━━━ Supplied information ━━━

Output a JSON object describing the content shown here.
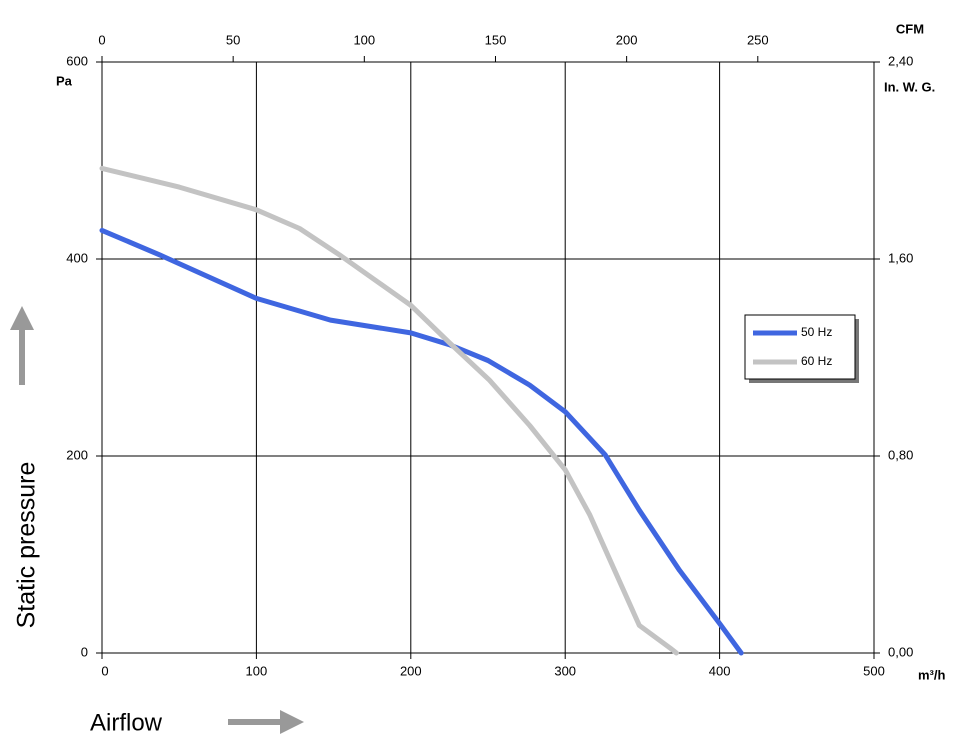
{
  "chart_data": {
    "type": "line",
    "y_unit": "Pa",
    "x_unit": "m³/h",
    "x2_unit": "CFM",
    "y2_unit": "In. W. G.",
    "y_axis_label": "Static pressure",
    "x_axis_label": "Airflow",
    "xlim": [
      0,
      500
    ],
    "xticks": [
      0,
      100,
      200,
      300,
      400,
      500
    ],
    "ylim": [
      0,
      600
    ],
    "yticks": [
      0,
      200,
      400,
      600
    ],
    "x2lim": [
      0,
      294.3
    ],
    "x2ticks": [
      0,
      50,
      100,
      150,
      200,
      250
    ],
    "y2lim": [
      0,
      2.4
    ],
    "y2ticks": [
      {
        "value": 0,
        "label": "0,00"
      },
      {
        "value": 0.8,
        "label": "0,80"
      },
      {
        "value": 1.6,
        "label": "1,60"
      },
      {
        "value": 2.4,
        "label": "2,40"
      }
    ],
    "grid": true,
    "legend": "right",
    "series": [
      {
        "name": "50 Hz",
        "color": "#3f66e0",
        "x": [
          0,
          37.6,
          100,
          148,
          200,
          225,
          250,
          277,
          300,
          326,
          348,
          374,
          400,
          414
        ],
        "values": [
          429,
          404,
          360,
          338,
          325,
          313,
          297,
          272,
          245,
          201,
          145,
          84,
          30,
          0
        ]
      },
      {
        "name": "60 Hz",
        "color": "#c3c3c3",
        "x": [
          0,
          50,
          100,
          128,
          154,
          200,
          225,
          251,
          277,
          300,
          316,
          332,
          348,
          368,
          372
        ],
        "values": [
          492,
          473,
          450,
          431,
          404,
          353,
          315,
          277,
          231,
          186,
          140,
          84,
          28,
          5,
          0
        ]
      }
    ]
  }
}
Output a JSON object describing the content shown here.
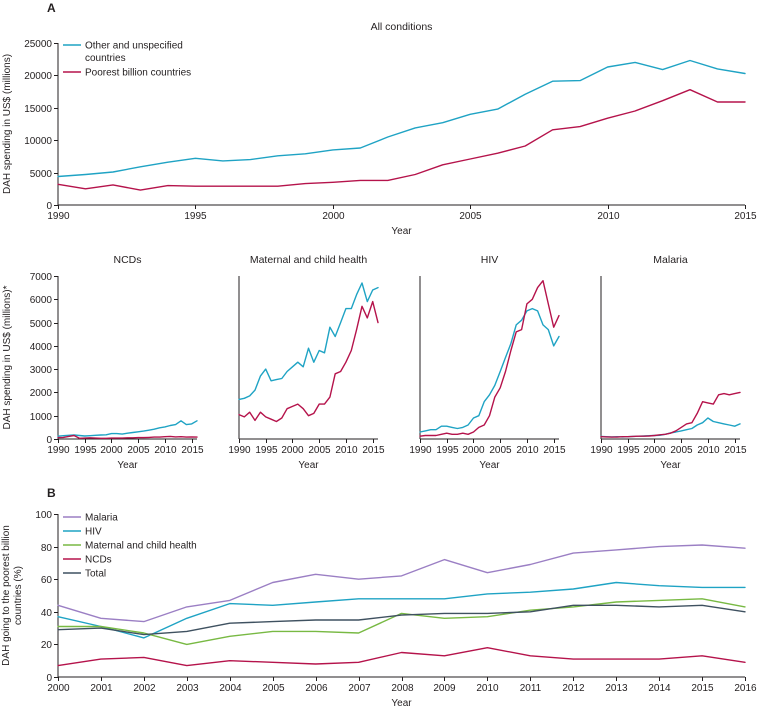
{
  "colors": {
    "other": "#1fa3c4",
    "poorest": "#b5134b",
    "malaria": "#9b7fc4",
    "hiv": "#1fa3c4",
    "mch": "#78b943",
    "ncds": "#b5134b",
    "total": "#3f5160",
    "axis": "#231f20"
  },
  "chart_data": [
    {
      "id": "A",
      "panel_letter": "A",
      "type": "line",
      "title": "All conditions",
      "xlabel": "Year",
      "ylabel": "DAH spending in US$ (millions)",
      "xlim": [
        1990,
        2015
      ],
      "ylim": [
        0,
        25000
      ],
      "xticks": [
        1990,
        1995,
        2000,
        2005,
        2010,
        2015
      ],
      "yticks": [
        0,
        5000,
        10000,
        15000,
        20000,
        25000
      ],
      "legend_position": "top-left",
      "x": [
        1990,
        1991,
        1992,
        1993,
        1994,
        1995,
        1996,
        1997,
        1998,
        1999,
        2000,
        2001,
        2002,
        2003,
        2004,
        2005,
        2006,
        2007,
        2008,
        2009,
        2010,
        2011,
        2012,
        2013,
        2014,
        2015
      ],
      "series": [
        {
          "name": "Other and unspecified countries",
          "color_key": "other",
          "values": [
            4400,
            4700,
            5100,
            5900,
            6600,
            7200,
            6800,
            7000,
            7600,
            7900,
            8500,
            8800,
            10500,
            11900,
            12700,
            14000,
            14800,
            17100,
            19100,
            19200,
            21300,
            22000,
            20900,
            22300,
            21000,
            20300
          ]
        },
        {
          "name": "Poorest billion countries",
          "color_key": "poorest",
          "values": [
            3200,
            2500,
            3100,
            2300,
            3000,
            2900,
            2900,
            2900,
            2900,
            3300,
            3500,
            3800,
            3800,
            4700,
            6200,
            7100,
            8000,
            9100,
            11600,
            12100,
            13400,
            14500,
            16100,
            17800,
            15900,
            15900
          ]
        }
      ]
    },
    {
      "id": "NCDs",
      "type": "line",
      "title": "NCDs",
      "xlabel": "Year",
      "ylabel": "DAH spending in US$ (millions)*",
      "xlim": [
        1990,
        2016
      ],
      "ylim": [
        0,
        7000
      ],
      "xticks": [
        1990,
        1995,
        2000,
        2005,
        2010,
        2015
      ],
      "yticks": [
        0,
        1000,
        2000,
        3000,
        4000,
        5000,
        6000,
        7000
      ],
      "x": [
        1990,
        1991,
        1992,
        1993,
        1994,
        1995,
        1996,
        1997,
        1998,
        1999,
        2000,
        2001,
        2002,
        2003,
        2004,
        2005,
        2006,
        2007,
        2008,
        2009,
        2010,
        2011,
        2012,
        2013,
        2014,
        2015,
        2016
      ],
      "series": [
        {
          "name": "Other and unspecified countries",
          "color_key": "other",
          "values": [
            120,
            140,
            160,
            170,
            150,
            130,
            140,
            160,
            170,
            180,
            230,
            230,
            210,
            250,
            280,
            310,
            340,
            380,
            420,
            480,
            520,
            580,
            620,
            780,
            620,
            650,
            780
          ]
        },
        {
          "name": "Poorest billion countries",
          "color_key": "poorest",
          "values": [
            60,
            70,
            110,
            150,
            30,
            40,
            50,
            40,
            30,
            30,
            40,
            40,
            40,
            50,
            50,
            60,
            60,
            70,
            80,
            80,
            100,
            110,
            90,
            100,
            80,
            90,
            80
          ]
        }
      ]
    },
    {
      "id": "MCH",
      "type": "line",
      "title": "Maternal and child health",
      "xlabel": "Year",
      "ylabel": "",
      "xlim": [
        1990,
        2016
      ],
      "ylim": [
        0,
        7000
      ],
      "xticks": [
        1990,
        1995,
        2000,
        2005,
        2010,
        2015
      ],
      "x": [
        1990,
        1991,
        1992,
        1993,
        1994,
        1995,
        1996,
        1997,
        1998,
        1999,
        2000,
        2001,
        2002,
        2003,
        2004,
        2005,
        2006,
        2007,
        2008,
        2009,
        2010,
        2011,
        2012,
        2013,
        2014,
        2015,
        2016
      ],
      "series": [
        {
          "name": "Other and unspecified countries",
          "color_key": "other",
          "values": [
            1700,
            1750,
            1850,
            2100,
            2700,
            3000,
            2500,
            2550,
            2600,
            2900,
            3100,
            3300,
            3100,
            3900,
            3300,
            3800,
            3700,
            4800,
            4400,
            5000,
            5600,
            5600,
            6200,
            6700,
            5900,
            6400,
            6500
          ]
        },
        {
          "name": "Poorest billion countries",
          "color_key": "poorest",
          "values": [
            1050,
            950,
            1150,
            800,
            1150,
            950,
            850,
            750,
            900,
            1300,
            1400,
            1500,
            1300,
            1000,
            1100,
            1500,
            1500,
            1800,
            2800,
            2900,
            3300,
            3800,
            4700,
            5700,
            5200,
            5900,
            5000
          ]
        }
      ]
    },
    {
      "id": "HIV",
      "type": "line",
      "title": "HIV",
      "xlabel": "Year",
      "ylabel": "",
      "xlim": [
        1990,
        2016
      ],
      "ylim": [
        0,
        7000
      ],
      "xticks": [
        1990,
        1995,
        2000,
        2005,
        2010,
        2015
      ],
      "x": [
        1990,
        1991,
        1992,
        1993,
        1994,
        1995,
        1996,
        1997,
        1998,
        1999,
        2000,
        2001,
        2002,
        2003,
        2004,
        2005,
        2006,
        2007,
        2008,
        2009,
        2010,
        2011,
        2012,
        2013,
        2014,
        2015,
        2016
      ],
      "series": [
        {
          "name": "Other and unspecified countries",
          "color_key": "other",
          "values": [
            300,
            350,
            400,
            400,
            550,
            550,
            500,
            450,
            500,
            600,
            900,
            1000,
            1600,
            1900,
            2300,
            2900,
            3500,
            4100,
            4900,
            5100,
            5500,
            5600,
            5500,
            4900,
            4700,
            4000,
            4400
          ]
        },
        {
          "name": "Poorest billion countries",
          "color_key": "poorest",
          "values": [
            120,
            150,
            150,
            150,
            200,
            250,
            200,
            200,
            250,
            200,
            300,
            500,
            600,
            1000,
            1800,
            2200,
            2900,
            3800,
            4600,
            4700,
            5800,
            6000,
            6500,
            6800,
            5800,
            4800,
            5300
          ]
        }
      ]
    },
    {
      "id": "Malaria",
      "type": "line",
      "title": "Malaria",
      "xlabel": "Year",
      "ylabel": "",
      "xlim": [
        1990,
        2016
      ],
      "ylim": [
        0,
        7000
      ],
      "xticks": [
        1990,
        1995,
        2000,
        2005,
        2010,
        2015
      ],
      "x": [
        1990,
        1991,
        1992,
        1993,
        1994,
        1995,
        1996,
        1997,
        1998,
        1999,
        2000,
        2001,
        2002,
        2003,
        2004,
        2005,
        2006,
        2007,
        2008,
        2009,
        2010,
        2011,
        2012,
        2013,
        2014,
        2015,
        2016
      ],
      "series": [
        {
          "name": "Other and unspecified countries",
          "color_key": "other",
          "values": [
            110,
            100,
            90,
            100,
            90,
            100,
            110,
            120,
            130,
            140,
            150,
            160,
            200,
            260,
            300,
            350,
            400,
            450,
            600,
            700,
            900,
            750,
            700,
            650,
            600,
            550,
            650
          ]
        },
        {
          "name": "Poorest billion countries",
          "color_key": "poorest",
          "values": [
            100,
            90,
            80,
            80,
            100,
            100,
            110,
            120,
            120,
            130,
            150,
            180,
            200,
            250,
            350,
            500,
            650,
            700,
            1100,
            1600,
            1550,
            1500,
            1900,
            1950,
            1900,
            1950,
            2000
          ]
        }
      ]
    },
    {
      "id": "B",
      "panel_letter": "B",
      "type": "line",
      "title": "",
      "xlabel": "Year",
      "ylabel": "DAH going to the poorest billion countries (%)",
      "ylabel_lines": [
        "DAH going to the poorest billion",
        "countries (%)"
      ],
      "xlim": [
        2000,
        2016
      ],
      "ylim": [
        0,
        100
      ],
      "xticks": [
        2000,
        2001,
        2002,
        2003,
        2004,
        2005,
        2006,
        2007,
        2008,
        2009,
        2010,
        2011,
        2012,
        2013,
        2014,
        2015,
        2016
      ],
      "yticks": [
        0,
        20,
        40,
        60,
        80,
        100
      ],
      "legend_position": "top-left",
      "x": [
        2000,
        2001,
        2002,
        2003,
        2004,
        2005,
        2006,
        2007,
        2008,
        2009,
        2010,
        2011,
        2012,
        2013,
        2014,
        2015,
        2016
      ],
      "series": [
        {
          "name": "Malaria",
          "color_key": "malaria",
          "values": [
            44,
            36,
            34,
            43,
            47,
            58,
            63,
            60,
            62,
            72,
            64,
            69,
            76,
            78,
            80,
            81,
            79
          ]
        },
        {
          "name": "HIV",
          "color_key": "hiv",
          "values": [
            37,
            31,
            24,
            36,
            45,
            44,
            46,
            48,
            48,
            48,
            51,
            52,
            54,
            58,
            56,
            55,
            55
          ]
        },
        {
          "name": "Maternal and child health",
          "color_key": "mch",
          "values": [
            31,
            31,
            27,
            20,
            25,
            28,
            28,
            27,
            39,
            36,
            37,
            41,
            43,
            46,
            47,
            48,
            43
          ]
        },
        {
          "name": "NCDs",
          "color_key": "ncds",
          "values": [
            7,
            11,
            12,
            7,
            10,
            9,
            8,
            9,
            15,
            13,
            18,
            13,
            11,
            11,
            11,
            13,
            9
          ]
        },
        {
          "name": "Total",
          "color_key": "total",
          "values": [
            29,
            30,
            26,
            28,
            33,
            34,
            35,
            35,
            38,
            39,
            39,
            40,
            44,
            44,
            43,
            44,
            40
          ]
        }
      ]
    }
  ]
}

━━━

Short task:
State how many lines of the listing above include the word "spending". Give nothing but the number.

Correct response:
2